### Problem requirements
From the entries below, gather every line containing the string "name".

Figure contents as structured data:
* * * * * * *

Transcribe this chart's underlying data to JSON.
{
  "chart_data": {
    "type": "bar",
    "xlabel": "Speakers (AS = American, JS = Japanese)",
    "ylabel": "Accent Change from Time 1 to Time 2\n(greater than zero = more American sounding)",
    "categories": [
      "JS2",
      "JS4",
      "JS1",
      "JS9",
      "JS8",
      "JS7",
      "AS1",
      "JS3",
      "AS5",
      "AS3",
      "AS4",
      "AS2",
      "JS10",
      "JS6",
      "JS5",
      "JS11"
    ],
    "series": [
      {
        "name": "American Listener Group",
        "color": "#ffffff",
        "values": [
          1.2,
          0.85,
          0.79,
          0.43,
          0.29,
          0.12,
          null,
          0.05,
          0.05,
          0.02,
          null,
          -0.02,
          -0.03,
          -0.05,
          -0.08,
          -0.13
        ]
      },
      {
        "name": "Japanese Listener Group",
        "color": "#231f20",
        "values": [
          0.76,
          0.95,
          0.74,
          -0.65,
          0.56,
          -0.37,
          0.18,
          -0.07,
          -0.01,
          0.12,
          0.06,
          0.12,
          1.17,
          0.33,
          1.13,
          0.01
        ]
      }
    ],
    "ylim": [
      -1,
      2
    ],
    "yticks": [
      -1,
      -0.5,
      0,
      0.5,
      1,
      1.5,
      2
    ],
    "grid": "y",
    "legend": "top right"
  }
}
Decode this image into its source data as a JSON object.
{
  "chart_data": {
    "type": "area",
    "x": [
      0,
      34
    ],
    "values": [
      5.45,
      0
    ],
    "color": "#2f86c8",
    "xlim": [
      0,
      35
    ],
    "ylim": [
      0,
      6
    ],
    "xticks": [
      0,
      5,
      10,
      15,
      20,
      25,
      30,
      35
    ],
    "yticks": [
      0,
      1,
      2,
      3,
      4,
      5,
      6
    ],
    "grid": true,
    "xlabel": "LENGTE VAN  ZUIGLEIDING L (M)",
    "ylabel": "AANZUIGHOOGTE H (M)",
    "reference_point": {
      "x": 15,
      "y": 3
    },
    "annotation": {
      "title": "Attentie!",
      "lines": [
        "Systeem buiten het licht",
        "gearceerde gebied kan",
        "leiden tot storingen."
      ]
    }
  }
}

* * * * * * *

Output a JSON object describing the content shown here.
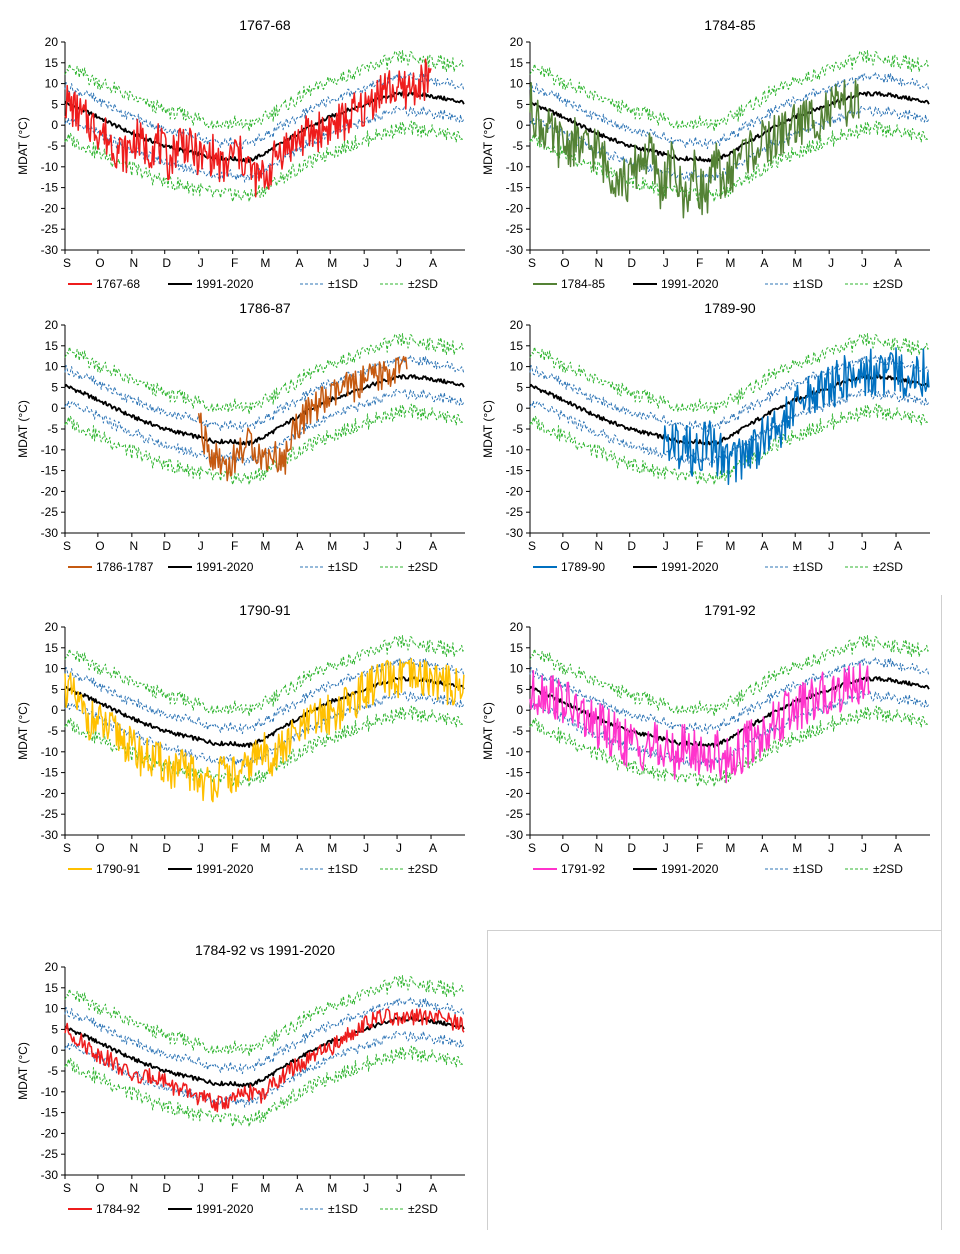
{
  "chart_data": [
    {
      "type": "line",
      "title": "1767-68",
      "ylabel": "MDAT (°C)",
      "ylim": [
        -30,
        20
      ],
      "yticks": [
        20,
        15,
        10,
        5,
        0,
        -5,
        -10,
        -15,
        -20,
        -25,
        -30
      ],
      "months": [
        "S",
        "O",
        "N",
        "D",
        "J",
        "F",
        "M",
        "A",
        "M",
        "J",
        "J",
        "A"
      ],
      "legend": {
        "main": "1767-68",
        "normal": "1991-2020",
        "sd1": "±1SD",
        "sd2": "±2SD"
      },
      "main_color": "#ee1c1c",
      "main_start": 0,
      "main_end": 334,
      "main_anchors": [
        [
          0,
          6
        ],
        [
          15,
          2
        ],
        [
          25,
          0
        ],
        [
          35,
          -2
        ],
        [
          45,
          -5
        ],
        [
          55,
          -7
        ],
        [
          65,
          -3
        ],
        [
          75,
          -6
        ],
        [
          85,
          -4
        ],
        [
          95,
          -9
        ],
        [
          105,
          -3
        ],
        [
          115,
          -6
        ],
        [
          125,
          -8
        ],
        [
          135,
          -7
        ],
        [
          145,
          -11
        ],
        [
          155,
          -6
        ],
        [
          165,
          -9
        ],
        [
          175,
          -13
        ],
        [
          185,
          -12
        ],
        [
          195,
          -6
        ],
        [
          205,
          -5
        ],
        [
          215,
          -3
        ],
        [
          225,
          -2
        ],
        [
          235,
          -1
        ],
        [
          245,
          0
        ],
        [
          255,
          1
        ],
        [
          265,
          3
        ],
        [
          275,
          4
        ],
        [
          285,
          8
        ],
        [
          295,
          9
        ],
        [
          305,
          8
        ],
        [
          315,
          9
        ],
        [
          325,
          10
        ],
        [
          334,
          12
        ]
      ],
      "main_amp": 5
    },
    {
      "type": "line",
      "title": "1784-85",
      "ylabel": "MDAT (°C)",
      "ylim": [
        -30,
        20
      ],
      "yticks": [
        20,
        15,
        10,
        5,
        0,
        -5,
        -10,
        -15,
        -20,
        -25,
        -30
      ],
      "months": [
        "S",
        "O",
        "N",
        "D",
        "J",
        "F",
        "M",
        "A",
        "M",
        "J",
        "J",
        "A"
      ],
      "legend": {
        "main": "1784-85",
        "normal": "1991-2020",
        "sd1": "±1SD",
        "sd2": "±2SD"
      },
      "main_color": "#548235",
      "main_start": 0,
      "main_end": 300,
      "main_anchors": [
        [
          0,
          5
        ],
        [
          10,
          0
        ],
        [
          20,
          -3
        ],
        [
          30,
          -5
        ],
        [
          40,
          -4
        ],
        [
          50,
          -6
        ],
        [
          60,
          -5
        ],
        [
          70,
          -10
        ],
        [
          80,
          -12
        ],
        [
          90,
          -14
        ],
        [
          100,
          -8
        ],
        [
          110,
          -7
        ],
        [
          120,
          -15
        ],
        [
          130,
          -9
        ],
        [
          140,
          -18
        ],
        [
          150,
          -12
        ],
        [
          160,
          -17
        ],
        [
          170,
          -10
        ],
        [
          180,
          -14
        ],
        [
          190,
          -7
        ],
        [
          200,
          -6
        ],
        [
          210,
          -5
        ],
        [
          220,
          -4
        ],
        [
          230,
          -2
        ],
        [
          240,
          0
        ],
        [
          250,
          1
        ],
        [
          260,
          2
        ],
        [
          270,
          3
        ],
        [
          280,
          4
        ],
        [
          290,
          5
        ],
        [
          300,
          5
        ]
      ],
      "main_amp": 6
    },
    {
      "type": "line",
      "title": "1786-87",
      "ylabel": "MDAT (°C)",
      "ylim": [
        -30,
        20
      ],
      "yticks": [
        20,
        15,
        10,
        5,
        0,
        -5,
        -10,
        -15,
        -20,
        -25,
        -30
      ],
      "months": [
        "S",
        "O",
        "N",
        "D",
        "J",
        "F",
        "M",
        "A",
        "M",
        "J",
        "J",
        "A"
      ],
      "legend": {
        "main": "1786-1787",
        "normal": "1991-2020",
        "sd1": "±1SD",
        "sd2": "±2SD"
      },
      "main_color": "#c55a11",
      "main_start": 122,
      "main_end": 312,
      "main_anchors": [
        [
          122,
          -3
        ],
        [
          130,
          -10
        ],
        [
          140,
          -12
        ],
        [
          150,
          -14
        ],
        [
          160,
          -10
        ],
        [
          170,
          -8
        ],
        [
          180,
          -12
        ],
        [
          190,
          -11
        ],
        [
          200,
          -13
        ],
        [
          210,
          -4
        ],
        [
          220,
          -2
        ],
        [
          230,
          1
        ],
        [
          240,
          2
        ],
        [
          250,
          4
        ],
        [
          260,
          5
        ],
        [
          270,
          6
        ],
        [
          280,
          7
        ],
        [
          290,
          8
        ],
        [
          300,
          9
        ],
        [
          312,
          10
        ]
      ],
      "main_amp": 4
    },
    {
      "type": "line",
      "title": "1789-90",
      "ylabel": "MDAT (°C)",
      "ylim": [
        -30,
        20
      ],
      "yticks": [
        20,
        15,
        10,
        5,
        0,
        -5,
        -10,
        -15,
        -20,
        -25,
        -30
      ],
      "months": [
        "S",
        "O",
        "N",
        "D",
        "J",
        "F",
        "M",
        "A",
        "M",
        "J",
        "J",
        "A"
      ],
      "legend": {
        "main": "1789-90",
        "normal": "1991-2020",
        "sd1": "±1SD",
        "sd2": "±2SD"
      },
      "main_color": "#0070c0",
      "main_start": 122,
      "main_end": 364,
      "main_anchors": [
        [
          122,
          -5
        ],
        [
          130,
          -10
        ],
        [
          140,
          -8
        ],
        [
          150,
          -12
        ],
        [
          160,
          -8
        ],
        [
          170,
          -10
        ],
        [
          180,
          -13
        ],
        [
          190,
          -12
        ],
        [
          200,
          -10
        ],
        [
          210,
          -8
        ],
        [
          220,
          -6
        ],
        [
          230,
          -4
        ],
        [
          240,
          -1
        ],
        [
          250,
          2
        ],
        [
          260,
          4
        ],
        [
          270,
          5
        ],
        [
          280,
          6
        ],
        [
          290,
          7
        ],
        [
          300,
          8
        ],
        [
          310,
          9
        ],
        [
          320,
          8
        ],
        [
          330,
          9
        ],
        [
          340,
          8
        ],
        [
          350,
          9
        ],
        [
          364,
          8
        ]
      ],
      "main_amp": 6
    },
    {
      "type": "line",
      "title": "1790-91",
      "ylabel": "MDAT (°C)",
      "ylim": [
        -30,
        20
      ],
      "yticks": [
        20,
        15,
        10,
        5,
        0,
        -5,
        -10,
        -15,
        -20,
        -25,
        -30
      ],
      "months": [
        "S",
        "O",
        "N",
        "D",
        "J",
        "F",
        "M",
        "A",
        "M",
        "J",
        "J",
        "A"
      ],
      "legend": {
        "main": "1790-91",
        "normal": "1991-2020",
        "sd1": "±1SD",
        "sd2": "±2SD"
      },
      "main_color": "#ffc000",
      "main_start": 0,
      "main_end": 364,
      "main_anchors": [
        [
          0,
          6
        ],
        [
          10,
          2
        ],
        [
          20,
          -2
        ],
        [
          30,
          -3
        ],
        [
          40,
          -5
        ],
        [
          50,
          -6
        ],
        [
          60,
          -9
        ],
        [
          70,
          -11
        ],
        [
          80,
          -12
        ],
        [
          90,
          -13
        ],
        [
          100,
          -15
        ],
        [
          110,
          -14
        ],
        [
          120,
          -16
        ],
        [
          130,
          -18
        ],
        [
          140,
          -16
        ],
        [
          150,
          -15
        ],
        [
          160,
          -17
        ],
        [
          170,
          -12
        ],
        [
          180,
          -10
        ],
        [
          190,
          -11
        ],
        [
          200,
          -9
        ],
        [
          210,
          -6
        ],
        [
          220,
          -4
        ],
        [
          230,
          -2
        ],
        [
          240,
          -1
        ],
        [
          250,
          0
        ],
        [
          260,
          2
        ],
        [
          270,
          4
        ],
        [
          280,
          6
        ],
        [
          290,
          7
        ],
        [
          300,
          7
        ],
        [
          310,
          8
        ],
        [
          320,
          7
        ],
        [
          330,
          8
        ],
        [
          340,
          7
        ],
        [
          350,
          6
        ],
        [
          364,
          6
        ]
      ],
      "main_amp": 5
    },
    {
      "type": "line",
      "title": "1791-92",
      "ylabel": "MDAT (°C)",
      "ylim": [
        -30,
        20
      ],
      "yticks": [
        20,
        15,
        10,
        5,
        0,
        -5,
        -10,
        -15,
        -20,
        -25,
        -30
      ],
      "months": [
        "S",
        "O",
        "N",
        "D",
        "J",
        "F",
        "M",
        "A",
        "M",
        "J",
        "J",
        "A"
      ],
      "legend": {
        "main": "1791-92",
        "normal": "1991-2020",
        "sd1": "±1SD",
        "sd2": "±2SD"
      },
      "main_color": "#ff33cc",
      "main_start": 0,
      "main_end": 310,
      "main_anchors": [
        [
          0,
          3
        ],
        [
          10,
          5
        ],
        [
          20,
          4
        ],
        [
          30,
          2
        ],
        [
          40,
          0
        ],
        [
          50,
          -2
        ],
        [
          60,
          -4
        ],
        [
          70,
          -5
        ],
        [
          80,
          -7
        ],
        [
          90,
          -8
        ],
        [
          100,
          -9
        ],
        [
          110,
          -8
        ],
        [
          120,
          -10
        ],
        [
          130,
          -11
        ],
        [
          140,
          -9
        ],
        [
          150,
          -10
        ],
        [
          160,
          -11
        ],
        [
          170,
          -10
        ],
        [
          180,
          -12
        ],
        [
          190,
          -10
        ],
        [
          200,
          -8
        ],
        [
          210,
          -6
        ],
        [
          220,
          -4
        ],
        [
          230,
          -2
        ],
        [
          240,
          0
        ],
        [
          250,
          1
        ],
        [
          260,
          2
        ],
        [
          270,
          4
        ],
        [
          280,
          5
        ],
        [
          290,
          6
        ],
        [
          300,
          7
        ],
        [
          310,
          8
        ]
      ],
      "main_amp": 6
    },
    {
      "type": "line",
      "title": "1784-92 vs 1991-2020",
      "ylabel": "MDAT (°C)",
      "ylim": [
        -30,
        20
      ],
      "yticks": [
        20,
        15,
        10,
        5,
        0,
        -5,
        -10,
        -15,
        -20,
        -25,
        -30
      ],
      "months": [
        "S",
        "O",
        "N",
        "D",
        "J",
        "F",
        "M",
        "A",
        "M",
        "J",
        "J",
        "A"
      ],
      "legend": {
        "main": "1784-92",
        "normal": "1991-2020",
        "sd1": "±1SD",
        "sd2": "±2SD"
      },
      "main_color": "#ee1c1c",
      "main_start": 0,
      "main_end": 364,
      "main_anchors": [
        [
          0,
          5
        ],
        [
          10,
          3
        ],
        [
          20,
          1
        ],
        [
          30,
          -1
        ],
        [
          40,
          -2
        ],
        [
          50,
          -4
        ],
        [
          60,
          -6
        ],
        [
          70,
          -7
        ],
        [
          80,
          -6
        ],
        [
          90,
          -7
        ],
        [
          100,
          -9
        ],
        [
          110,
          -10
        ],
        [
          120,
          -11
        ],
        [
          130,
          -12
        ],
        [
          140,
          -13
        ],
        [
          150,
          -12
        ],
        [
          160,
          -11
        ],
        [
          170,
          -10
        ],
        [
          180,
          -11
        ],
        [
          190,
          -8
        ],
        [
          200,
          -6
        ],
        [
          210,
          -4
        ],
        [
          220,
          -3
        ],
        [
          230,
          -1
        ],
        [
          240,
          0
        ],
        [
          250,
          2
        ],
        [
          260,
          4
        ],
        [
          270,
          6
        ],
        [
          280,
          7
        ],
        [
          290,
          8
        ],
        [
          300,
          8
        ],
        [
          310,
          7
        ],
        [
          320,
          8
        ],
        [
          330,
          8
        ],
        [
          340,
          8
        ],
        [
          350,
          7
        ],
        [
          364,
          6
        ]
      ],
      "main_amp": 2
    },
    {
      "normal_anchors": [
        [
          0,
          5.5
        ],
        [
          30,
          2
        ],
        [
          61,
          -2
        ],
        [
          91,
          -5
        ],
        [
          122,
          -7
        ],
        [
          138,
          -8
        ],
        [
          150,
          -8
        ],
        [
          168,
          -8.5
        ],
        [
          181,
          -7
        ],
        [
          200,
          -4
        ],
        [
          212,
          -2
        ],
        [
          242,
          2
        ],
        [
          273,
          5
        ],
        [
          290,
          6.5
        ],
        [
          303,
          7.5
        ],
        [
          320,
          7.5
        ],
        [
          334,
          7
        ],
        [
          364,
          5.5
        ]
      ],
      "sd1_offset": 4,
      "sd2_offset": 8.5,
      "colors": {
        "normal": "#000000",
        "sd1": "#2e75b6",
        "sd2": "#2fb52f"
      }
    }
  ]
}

* * * * * * *

### Finished exercise
        "name": "American Listener Group",
        "name": "Japanese Listener Group",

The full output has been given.